━━━ GIVEN DATA

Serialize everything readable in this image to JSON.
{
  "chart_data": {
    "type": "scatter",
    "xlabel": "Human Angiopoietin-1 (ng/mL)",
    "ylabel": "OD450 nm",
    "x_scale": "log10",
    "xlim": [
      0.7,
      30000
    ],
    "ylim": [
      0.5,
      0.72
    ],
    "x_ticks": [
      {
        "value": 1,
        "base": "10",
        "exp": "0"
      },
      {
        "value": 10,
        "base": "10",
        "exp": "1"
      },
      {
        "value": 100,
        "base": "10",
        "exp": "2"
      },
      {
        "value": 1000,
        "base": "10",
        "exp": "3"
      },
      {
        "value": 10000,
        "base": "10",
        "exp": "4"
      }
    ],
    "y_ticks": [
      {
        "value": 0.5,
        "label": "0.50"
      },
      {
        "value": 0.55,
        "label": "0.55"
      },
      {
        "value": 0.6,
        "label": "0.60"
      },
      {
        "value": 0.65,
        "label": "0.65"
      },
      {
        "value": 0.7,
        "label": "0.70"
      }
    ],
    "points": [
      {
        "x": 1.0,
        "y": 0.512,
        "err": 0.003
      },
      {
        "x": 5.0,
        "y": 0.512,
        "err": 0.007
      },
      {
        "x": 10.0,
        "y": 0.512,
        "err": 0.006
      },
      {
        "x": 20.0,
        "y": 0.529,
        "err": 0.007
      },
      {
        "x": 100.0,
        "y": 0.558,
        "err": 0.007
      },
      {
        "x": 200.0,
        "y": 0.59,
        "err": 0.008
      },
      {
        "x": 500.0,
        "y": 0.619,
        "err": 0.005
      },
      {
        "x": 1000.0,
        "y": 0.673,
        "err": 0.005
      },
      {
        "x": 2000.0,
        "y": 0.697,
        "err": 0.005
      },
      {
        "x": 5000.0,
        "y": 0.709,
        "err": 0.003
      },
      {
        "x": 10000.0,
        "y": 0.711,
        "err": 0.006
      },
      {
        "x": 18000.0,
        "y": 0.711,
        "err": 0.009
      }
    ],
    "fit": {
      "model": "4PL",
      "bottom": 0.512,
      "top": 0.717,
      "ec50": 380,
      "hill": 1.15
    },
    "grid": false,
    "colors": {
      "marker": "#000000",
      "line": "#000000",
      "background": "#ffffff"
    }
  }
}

━━━━━━

WORK REQUIRED:
The records above should be duplicated in full, exactly as given.

SOLUTION:
Serialize everything readable in this image to JSON.
{
  "chart_data": {
    "type": "scatter",
    "xlabel": "Human Angiopoietin-1 (ng/mL)",
    "ylabel": "OD450 nm",
    "x_scale": "log10",
    "xlim": [
      0.7,
      30000
    ],
    "ylim": [
      0.5,
      0.72
    ],
    "x_ticks": [
      {
        "value": 1,
        "base": "10",
        "exp": "0"
      },
      {
        "value": 10,
        "base": "10",
        "exp": "1"
      },
      {
        "value": 100,
        "base": "10",
        "exp": "2"
      },
      {
        "value": 1000,
        "base": "10",
        "exp": "3"
      },
      {
        "value": 10000,
        "base": "10",
        "exp": "4"
      }
    ],
    "y_ticks": [
      {
        "value": 0.5,
        "label": "0.50"
      },
      {
        "value": 0.55,
        "label": "0.55"
      },
      {
        "value": 0.6,
        "label": "0.60"
      },
      {
        "value": 0.65,
        "label": "0.65"
      },
      {
        "value": 0.7,
        "label": "0.70"
      }
    ],
    "points": [
      {
        "x": 1.0,
        "y": 0.512,
        "err": 0.003
      },
      {
        "x": 5.0,
        "y": 0.512,
        "err": 0.007
      },
      {
        "x": 10.0,
        "y": 0.512,
        "err": 0.006
      },
      {
        "x": 20.0,
        "y": 0.529,
        "err": 0.007
      },
      {
        "x": 100.0,
        "y": 0.558,
        "err": 0.007
      },
      {
        "x": 200.0,
        "y": 0.59,
        "err": 0.008
      },
      {
        "x": 500.0,
        "y": 0.619,
        "err": 0.005
      },
      {
        "x": 1000.0,
        "y": 0.673,
        "err": 0.005
      },
      {
        "x": 2000.0,
        "y": 0.697,
        "err": 0.005
      },
      {
        "x": 5000.0,
        "y": 0.709,
        "err": 0.003
      },
      {
        "x": 10000.0,
        "y": 0.711,
        "err": 0.006
      },
      {
        "x": 18000.0,
        "y": 0.711,
        "err": 0.009
      }
    ],
    "fit": {
      "model": "4PL",
      "bottom": 0.512,
      "top": 0.717,
      "ec50": 380,
      "hill": 1.15
    },
    "grid": false,
    "colors": {
      "marker": "#000000",
      "line": "#000000",
      "background": "#ffffff"
    }
  }
}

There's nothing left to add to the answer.